(Gegevens over lay-outgebieden)
####################

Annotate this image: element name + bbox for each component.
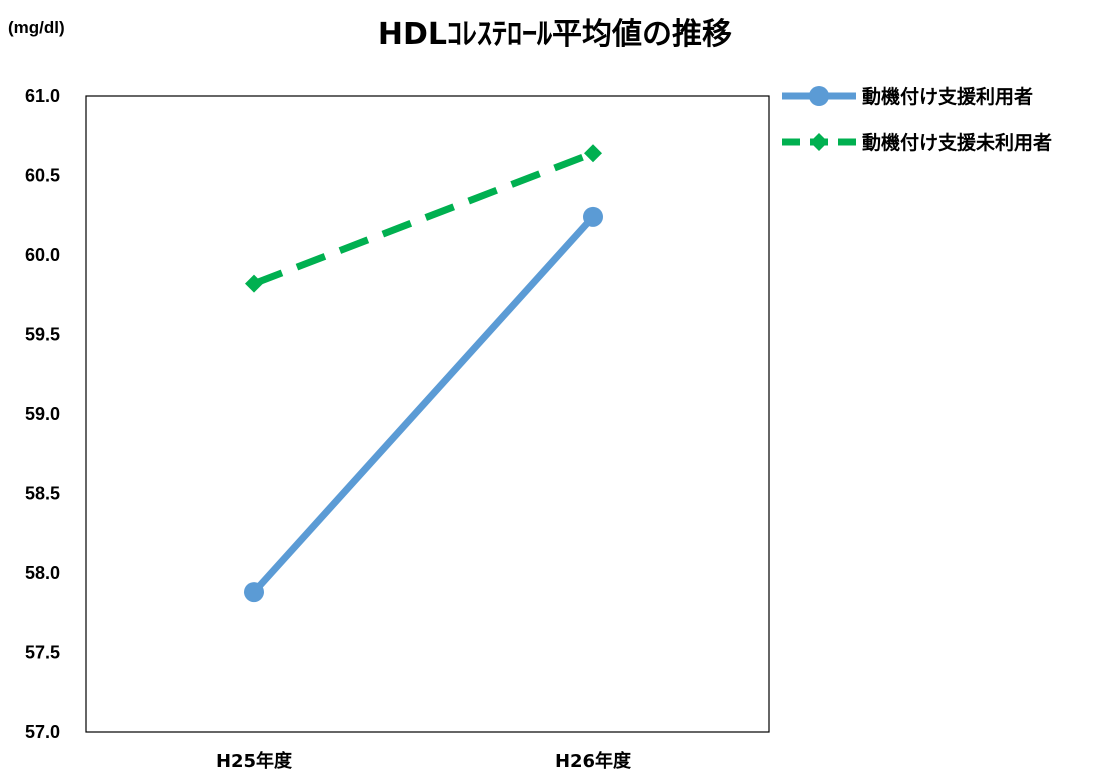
legend-label: 動機付け支援未利用者 bbox=[862, 131, 1052, 154]
x-category-label: H26年度 bbox=[555, 750, 632, 772]
series-1 bbox=[244, 206, 603, 603]
y-tick-label: 58.0 bbox=[25, 563, 60, 583]
y-tick-label: 61.0 bbox=[25, 86, 60, 106]
y-tick-label: 58.5 bbox=[25, 484, 60, 504]
x-axis: H25年度 H26年度 bbox=[216, 750, 632, 772]
legend-label: 動機付け支援利用者 bbox=[862, 85, 1033, 108]
chart-title: HDLｺﾚｽﾃﾛｰﾙ平均値の推移 bbox=[378, 17, 732, 52]
y-tick-label: 57.0 bbox=[25, 722, 60, 742]
data-point bbox=[583, 206, 603, 227]
legend-swatch-marker bbox=[809, 86, 829, 106]
legend-swatch-marker bbox=[810, 133, 828, 151]
y-tick-label: 57.5 bbox=[25, 643, 60, 663]
unit-label: (mg/dl) bbox=[8, 18, 65, 37]
data-point bbox=[245, 274, 263, 293]
data-point bbox=[244, 582, 264, 603]
legend-item: 動機付け支援未利用者 bbox=[782, 131, 1052, 154]
series-layer bbox=[244, 144, 603, 603]
series-2 bbox=[245, 144, 602, 293]
plot-area-frame bbox=[85, 95, 770, 733]
y-tick-label: 60.0 bbox=[25, 245, 60, 265]
legend-item: 動機付け支援利用者 bbox=[782, 85, 1033, 108]
y-tick-label: 59.0 bbox=[25, 404, 60, 424]
y-axis: 57.0 57.5 58.0 58.5 59.0 59.5 60.0 60.5 61.0 bbox=[25, 86, 60, 742]
series-line bbox=[251, 214, 596, 595]
data-point bbox=[584, 144, 602, 163]
y-tick-label: 60.5 bbox=[25, 166, 60, 186]
series-line bbox=[252, 149, 595, 287]
x-category-label: H25年度 bbox=[216, 750, 293, 772]
y-tick-label: 59.5 bbox=[25, 325, 60, 345]
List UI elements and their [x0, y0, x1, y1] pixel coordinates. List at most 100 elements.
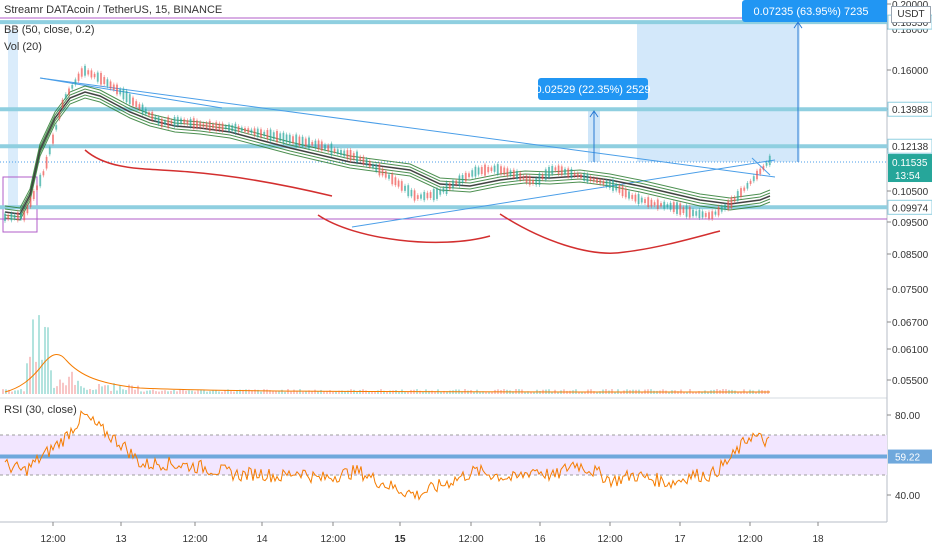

####################

*Gegeven opdracht*: Kun je de regels uit het overzicht omzetten in een genummerde lijst zonder lege regels? Begin bij de regel met "legend-label: 動機付け支援未利用者 bbox=[862, 131, 1052, 154]" en stop na de regel met "data-point bbox=[584, 144, 602, 163]".

*Uitwerking opgave*:
1. legend-label: 動機付け支援未利用者 bbox=[862, 131, 1052, 154]
2. x-category-label: H26年度 bbox=[555, 750, 632, 772]
3. series-1 bbox=[244, 206, 603, 603]
4. y-tick-label: 58.0 bbox=[25, 563, 60, 583]
5. y-tick-label: 61.0 bbox=[25, 86, 60, 106]
6. y-tick-label: 58.5 bbox=[25, 484, 60, 504]
7. x-axis: H25年度 H26年度 bbox=[216, 750, 632, 772]
8. legend-label: 動機付け支援利用者 bbox=[862, 85, 1033, 108]
9. chart-title: HDLｺﾚｽﾃﾛｰﾙ平均値の推移 bbox=[378, 17, 732, 52]
10. y-tick-label: 57.0 bbox=[25, 722, 60, 742]
11. data-point bbox=[583, 206, 603, 227]
12. legend-swatch-marker bbox=[809, 86, 829, 106]
13. legend-swatch-marker bbox=[810, 133, 828, 151]
14. y-tick-label: 57.5 bbox=[25, 643, 60, 663]
15. unit-label: (mg/dl) bbox=[8, 18, 65, 37]
16. data-point bbox=[245, 274, 263, 293]
17. data-point bbox=[244, 582, 264, 603]
18. legend-item: 動機付け支援未利用者 bbox=[782, 131, 1052, 154]
19. series-layer bbox=[244, 144, 603, 603]
20. series-2 bbox=[245, 144, 602, 293]
21. plot-area-frame bbox=[85, 95, 770, 733]
22. y-tick-label: 60.0 bbox=[25, 245, 60, 265]
23. legend-item: 動機付け支援利用者 bbox=[782, 85, 1033, 108]
24. y-tick-label: 59.0 bbox=[25, 404, 60, 424]
25. y-axis: 57.0 57.5 58.0 58.5 59.0 59.5 60.0 60.5 61.0 bbox=[25, 86, 60, 742]
26. series-line bbox=[251, 214, 596, 595]
27. data-point bbox=[584, 144, 602, 163]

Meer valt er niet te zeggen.